● **Work to do**: Can you rewrite the stretch of items below that opens with the line containing "Give bounding boxes" and closes with the line containing "Point [1018, 348, 1040, 362]", both lines included, as a numbered list with any blank lines left out?
....................
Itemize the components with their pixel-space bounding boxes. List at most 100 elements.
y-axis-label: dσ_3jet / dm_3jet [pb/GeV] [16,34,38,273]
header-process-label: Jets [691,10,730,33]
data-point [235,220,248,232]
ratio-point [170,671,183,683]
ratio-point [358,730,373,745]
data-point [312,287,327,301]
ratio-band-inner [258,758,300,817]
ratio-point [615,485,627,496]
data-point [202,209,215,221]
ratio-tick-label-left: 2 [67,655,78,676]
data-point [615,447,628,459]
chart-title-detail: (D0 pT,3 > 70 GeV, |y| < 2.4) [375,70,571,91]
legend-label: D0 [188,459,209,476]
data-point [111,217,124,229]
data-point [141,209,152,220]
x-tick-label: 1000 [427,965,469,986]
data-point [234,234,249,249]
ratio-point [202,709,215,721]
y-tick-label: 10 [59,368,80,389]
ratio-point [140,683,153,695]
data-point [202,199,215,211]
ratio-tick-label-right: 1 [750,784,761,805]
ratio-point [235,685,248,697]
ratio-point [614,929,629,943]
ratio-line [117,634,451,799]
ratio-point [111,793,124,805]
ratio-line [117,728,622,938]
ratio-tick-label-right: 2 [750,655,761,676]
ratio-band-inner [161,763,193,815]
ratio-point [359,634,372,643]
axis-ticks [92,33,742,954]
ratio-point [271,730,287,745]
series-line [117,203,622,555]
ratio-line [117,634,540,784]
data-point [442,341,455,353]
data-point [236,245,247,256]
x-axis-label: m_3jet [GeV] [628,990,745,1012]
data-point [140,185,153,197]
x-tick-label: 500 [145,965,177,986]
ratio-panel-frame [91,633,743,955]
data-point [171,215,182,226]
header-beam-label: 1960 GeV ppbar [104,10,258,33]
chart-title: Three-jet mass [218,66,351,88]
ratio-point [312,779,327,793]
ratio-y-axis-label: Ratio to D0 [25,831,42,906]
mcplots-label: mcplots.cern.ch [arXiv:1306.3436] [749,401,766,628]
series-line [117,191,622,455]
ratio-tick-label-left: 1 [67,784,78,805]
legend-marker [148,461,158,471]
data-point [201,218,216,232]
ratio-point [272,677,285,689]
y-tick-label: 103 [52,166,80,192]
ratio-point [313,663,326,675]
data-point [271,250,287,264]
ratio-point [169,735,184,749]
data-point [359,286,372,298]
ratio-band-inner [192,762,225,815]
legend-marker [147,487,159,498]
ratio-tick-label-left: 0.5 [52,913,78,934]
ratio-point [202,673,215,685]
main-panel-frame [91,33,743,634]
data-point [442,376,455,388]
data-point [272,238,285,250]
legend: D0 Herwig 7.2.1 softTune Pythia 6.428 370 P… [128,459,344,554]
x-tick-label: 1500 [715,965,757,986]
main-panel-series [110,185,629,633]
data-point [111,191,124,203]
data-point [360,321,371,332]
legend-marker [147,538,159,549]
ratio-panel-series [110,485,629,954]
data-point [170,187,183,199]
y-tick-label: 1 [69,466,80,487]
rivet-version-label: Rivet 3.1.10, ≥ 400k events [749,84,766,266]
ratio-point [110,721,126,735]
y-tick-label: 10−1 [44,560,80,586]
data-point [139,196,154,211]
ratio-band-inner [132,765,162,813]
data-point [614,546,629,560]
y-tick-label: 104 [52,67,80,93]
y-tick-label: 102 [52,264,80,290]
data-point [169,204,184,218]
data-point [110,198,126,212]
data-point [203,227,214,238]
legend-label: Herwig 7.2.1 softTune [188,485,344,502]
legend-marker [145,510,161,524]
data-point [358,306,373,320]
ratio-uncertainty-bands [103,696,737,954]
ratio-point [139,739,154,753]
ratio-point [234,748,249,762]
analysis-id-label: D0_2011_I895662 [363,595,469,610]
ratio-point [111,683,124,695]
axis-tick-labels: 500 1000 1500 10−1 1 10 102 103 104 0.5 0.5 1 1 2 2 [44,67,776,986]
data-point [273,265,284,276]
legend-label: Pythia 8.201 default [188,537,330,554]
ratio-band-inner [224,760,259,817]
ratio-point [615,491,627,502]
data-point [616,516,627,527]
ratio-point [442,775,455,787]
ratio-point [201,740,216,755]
....................
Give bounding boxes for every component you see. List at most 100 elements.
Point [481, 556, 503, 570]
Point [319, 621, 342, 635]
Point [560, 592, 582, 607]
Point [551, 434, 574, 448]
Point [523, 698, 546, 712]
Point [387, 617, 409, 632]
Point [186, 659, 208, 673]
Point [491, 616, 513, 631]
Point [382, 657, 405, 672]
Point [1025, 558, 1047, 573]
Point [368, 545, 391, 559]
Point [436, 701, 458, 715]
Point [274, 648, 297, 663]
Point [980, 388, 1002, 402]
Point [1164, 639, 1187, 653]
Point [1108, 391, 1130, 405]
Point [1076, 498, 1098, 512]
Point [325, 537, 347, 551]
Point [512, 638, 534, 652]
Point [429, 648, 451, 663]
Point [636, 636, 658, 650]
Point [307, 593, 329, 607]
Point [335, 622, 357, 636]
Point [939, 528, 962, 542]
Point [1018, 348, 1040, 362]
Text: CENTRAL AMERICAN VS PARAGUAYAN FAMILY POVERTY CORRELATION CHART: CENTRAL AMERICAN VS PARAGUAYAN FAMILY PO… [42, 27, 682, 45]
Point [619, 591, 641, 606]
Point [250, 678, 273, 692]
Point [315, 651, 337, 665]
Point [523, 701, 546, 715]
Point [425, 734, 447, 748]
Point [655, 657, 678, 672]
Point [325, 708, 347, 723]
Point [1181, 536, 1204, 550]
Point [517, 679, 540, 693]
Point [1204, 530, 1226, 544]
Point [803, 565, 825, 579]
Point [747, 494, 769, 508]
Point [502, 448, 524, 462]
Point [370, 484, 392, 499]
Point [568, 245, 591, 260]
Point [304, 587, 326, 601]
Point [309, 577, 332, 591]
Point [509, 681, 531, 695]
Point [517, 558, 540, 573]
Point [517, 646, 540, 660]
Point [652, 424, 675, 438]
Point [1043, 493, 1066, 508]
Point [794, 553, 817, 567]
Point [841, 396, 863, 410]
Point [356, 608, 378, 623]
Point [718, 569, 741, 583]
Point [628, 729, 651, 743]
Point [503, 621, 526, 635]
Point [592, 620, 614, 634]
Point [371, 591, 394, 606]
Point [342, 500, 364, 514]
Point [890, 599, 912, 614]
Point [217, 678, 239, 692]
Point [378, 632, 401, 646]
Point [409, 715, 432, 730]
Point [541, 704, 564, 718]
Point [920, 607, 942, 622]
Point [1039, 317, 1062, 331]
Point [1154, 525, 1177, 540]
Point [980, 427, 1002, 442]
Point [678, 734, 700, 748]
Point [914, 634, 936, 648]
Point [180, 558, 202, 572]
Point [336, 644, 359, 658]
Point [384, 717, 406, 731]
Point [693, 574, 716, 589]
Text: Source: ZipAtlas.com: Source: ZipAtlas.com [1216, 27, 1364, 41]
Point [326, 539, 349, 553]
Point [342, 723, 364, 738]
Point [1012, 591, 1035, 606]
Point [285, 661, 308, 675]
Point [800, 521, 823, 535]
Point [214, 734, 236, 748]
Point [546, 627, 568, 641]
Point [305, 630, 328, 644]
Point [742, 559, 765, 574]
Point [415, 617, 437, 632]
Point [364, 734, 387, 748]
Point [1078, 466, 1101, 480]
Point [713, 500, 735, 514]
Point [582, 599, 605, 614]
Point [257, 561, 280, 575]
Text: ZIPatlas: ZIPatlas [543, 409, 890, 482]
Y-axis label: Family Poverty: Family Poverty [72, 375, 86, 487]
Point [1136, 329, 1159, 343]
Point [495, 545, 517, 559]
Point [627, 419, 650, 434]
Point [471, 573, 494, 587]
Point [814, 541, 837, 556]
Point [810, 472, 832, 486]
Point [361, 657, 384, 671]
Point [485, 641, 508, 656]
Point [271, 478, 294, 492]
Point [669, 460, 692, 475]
....................
● **Solution to the exercise**:
1. Give bounding boxes for every component you see. List at most 100 elements.
2. Point [481, 556, 503, 570]
3. Point [319, 621, 342, 635]
4. Point [560, 592, 582, 607]
5. Point [551, 434, 574, 448]
6. Point [523, 698, 546, 712]
7. Point [387, 617, 409, 632]
8. Point [186, 659, 208, 673]
9. Point [491, 616, 513, 631]
10. Point [382, 657, 405, 672]
11. Point [1025, 558, 1047, 573]
12. Point [368, 545, 391, 559]
13. Point [436, 701, 458, 715]
14. Point [274, 648, 297, 663]
15. Point [980, 388, 1002, 402]
16. Point [1164, 639, 1187, 653]
17. Point [1108, 391, 1130, 405]
18. Point [1076, 498, 1098, 512]
19. Point [325, 537, 347, 551]
20. Point [512, 638, 534, 652]
21. Point [429, 648, 451, 663]
22. Point [636, 636, 658, 650]
23. Point [307, 593, 329, 607]
24. Point [335, 622, 357, 636]
25. Point [939, 528, 962, 542]
26. Point [1018, 348, 1040, 362]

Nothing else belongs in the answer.